>> Start RECORDED INFORMATION

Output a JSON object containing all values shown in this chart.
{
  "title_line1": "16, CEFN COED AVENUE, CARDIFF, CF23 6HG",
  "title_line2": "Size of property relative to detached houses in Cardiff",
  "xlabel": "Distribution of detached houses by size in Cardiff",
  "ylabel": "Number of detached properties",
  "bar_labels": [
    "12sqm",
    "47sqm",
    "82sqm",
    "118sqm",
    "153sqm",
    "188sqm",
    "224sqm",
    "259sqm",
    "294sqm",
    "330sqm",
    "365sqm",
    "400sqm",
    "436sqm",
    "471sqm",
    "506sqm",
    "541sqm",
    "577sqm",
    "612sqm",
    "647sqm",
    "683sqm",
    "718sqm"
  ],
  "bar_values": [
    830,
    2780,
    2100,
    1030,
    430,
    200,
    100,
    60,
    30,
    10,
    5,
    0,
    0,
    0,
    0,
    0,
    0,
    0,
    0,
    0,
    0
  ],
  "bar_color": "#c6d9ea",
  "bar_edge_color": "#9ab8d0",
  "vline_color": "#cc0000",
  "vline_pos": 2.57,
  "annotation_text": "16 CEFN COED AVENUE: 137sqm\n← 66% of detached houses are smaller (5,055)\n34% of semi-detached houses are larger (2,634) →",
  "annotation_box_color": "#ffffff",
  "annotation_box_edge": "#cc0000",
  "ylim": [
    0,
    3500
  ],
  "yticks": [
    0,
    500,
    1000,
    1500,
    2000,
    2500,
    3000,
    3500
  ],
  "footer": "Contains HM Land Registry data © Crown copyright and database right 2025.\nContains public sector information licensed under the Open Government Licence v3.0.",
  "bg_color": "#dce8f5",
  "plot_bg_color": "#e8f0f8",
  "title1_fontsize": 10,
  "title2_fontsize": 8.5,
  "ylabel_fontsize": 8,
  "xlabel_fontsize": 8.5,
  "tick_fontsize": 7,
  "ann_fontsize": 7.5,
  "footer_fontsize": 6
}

>> End RECORDED INFORMATION

* _EXERCISE GOAL_
Print every line of the records exactly. Omit nothing.

* _FULL SOLUTION_
Output a JSON object containing all values shown in this chart.
{
  "title_line1": "16, CEFN COED AVENUE, CARDIFF, CF23 6HG",
  "title_line2": "Size of property relative to detached houses in Cardiff",
  "xlabel": "Distribution of detached houses by size in Cardiff",
  "ylabel": "Number of detached properties",
  "bar_labels": [
    "12sqm",
    "47sqm",
    "82sqm",
    "118sqm",
    "153sqm",
    "188sqm",
    "224sqm",
    "259sqm",
    "294sqm",
    "330sqm",
    "365sqm",
    "400sqm",
    "436sqm",
    "471sqm",
    "506sqm",
    "541sqm",
    "577sqm",
    "612sqm",
    "647sqm",
    "683sqm",
    "718sqm"
  ],
  "bar_values": [
    830,
    2780,
    2100,
    1030,
    430,
    200,
    100,
    60,
    30,
    10,
    5,
    0,
    0,
    0,
    0,
    0,
    0,
    0,
    0,
    0,
    0
  ],
  "bar_color": "#c6d9ea",
  "bar_edge_color": "#9ab8d0",
  "vline_color": "#cc0000",
  "vline_pos": 2.57,
  "annotation_text": "16 CEFN COED AVENUE: 137sqm\n← 66% of detached houses are smaller (5,055)\n34% of semi-detached houses are larger (2,634) →",
  "annotation_box_color": "#ffffff",
  "annotation_box_edge": "#cc0000",
  "ylim": [
    0,
    3500
  ],
  "yticks": [
    0,
    500,
    1000,
    1500,
    2000,
    2500,
    3000,
    3500
  ],
  "footer": "Contains HM Land Registry data © Crown copyright and database right 2025.\nContains public sector information licensed under the Open Government Licence v3.0.",
  "bg_color": "#dce8f5",
  "plot_bg_color": "#e8f0f8",
  "title1_fontsize": 10,
  "title2_fontsize": 8.5,
  "ylabel_fontsize": 8,
  "xlabel_fontsize": 8.5,
  "tick_fontsize": 7,
  "ann_fontsize": 7.5,
  "footer_fontsize": 6
}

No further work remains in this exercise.